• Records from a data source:
───

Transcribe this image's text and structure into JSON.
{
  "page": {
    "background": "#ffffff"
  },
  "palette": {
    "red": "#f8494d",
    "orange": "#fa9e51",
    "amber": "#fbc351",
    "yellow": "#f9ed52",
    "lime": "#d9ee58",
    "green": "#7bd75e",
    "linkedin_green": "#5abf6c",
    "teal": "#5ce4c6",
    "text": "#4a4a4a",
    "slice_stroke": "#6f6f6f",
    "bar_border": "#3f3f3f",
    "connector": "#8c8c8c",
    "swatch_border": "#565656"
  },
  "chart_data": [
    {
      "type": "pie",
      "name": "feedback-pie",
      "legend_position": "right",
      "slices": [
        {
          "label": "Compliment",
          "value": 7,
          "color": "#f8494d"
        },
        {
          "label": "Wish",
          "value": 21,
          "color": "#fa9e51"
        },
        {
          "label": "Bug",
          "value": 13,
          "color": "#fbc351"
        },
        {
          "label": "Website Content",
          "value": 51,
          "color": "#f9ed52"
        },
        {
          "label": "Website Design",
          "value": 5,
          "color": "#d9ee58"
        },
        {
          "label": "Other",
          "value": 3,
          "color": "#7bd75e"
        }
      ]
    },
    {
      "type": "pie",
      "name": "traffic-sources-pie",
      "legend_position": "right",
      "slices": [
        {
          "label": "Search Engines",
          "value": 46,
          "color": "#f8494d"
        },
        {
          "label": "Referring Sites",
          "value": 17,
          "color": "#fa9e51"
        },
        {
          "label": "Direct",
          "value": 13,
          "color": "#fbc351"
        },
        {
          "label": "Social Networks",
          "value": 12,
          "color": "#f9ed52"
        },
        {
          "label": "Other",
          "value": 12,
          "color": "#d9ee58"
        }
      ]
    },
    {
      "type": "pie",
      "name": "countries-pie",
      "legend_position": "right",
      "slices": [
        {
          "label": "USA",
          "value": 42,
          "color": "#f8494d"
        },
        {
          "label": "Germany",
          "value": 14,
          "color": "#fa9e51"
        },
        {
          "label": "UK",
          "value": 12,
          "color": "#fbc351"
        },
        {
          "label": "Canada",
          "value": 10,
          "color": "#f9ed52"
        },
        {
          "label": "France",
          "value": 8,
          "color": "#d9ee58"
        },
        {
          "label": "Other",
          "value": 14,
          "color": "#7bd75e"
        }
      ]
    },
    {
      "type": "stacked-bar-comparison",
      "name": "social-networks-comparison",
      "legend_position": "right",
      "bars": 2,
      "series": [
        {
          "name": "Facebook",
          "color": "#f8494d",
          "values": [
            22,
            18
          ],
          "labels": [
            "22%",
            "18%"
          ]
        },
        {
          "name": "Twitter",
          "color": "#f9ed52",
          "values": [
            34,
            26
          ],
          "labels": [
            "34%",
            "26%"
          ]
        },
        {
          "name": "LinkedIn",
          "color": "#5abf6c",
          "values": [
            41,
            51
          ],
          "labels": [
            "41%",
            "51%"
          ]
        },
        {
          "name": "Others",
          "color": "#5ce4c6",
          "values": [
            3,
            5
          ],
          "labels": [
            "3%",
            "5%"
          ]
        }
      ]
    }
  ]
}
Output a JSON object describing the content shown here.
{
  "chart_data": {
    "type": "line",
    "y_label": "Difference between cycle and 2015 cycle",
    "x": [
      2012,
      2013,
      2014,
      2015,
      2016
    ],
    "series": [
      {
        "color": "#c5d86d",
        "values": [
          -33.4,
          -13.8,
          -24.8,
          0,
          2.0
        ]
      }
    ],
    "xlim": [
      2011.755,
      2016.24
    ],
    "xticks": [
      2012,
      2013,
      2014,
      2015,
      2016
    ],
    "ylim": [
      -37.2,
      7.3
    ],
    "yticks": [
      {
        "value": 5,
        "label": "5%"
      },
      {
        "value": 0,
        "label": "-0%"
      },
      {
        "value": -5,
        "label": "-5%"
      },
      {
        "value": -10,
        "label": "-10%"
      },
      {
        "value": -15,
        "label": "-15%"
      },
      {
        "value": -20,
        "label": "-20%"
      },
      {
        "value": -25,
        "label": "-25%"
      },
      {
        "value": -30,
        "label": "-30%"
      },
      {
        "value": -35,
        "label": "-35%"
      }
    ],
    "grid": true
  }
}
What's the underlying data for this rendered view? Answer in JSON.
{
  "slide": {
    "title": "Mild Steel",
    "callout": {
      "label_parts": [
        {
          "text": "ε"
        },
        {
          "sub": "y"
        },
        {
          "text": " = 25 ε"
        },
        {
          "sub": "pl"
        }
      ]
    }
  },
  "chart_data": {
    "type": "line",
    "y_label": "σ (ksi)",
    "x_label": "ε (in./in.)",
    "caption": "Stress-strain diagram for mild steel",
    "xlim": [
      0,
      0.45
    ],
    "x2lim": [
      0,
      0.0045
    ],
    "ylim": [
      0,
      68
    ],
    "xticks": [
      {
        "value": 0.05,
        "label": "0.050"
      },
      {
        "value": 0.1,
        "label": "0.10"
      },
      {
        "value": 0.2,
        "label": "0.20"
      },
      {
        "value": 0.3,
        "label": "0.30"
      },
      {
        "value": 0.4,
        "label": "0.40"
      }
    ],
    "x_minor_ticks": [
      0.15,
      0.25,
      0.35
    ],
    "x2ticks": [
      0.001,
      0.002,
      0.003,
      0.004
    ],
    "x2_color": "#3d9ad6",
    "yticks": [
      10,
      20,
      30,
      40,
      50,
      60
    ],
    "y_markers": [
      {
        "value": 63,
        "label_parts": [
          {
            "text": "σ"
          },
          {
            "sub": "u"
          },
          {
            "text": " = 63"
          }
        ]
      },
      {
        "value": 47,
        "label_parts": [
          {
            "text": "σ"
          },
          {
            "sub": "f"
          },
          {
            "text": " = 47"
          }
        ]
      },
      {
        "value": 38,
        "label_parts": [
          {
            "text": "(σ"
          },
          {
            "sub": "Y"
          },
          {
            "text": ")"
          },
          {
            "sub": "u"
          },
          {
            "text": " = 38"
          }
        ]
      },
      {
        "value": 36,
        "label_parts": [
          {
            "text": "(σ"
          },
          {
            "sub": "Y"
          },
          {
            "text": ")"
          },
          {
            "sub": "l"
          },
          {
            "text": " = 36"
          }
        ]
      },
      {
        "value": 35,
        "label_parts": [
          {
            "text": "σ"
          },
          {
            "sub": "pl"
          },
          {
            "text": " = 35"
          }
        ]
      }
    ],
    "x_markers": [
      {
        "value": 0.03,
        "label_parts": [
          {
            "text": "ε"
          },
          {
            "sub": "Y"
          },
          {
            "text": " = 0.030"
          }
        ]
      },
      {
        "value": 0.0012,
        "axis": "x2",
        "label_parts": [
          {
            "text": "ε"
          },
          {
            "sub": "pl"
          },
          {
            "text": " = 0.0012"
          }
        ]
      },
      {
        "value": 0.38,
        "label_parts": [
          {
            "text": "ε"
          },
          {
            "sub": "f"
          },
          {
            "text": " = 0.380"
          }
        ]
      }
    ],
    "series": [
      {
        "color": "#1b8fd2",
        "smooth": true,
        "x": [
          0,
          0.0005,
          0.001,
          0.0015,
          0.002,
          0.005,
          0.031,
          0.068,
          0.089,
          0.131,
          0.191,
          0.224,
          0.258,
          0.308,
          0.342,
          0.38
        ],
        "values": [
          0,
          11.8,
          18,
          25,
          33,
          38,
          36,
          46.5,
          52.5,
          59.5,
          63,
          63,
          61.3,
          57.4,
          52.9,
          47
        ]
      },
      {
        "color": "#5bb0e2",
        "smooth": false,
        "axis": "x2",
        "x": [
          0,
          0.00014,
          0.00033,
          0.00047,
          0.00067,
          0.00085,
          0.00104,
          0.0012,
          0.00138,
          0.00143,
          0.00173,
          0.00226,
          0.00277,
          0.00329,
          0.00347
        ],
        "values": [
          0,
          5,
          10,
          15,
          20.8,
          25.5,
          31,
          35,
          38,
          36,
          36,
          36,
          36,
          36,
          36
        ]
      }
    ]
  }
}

───

• EXERCISE PROMPT:
Show the lines from the data above that contain the string "Website".

• TASK ANSWER:
          "label": "Website Content",
          "label": "Website Design",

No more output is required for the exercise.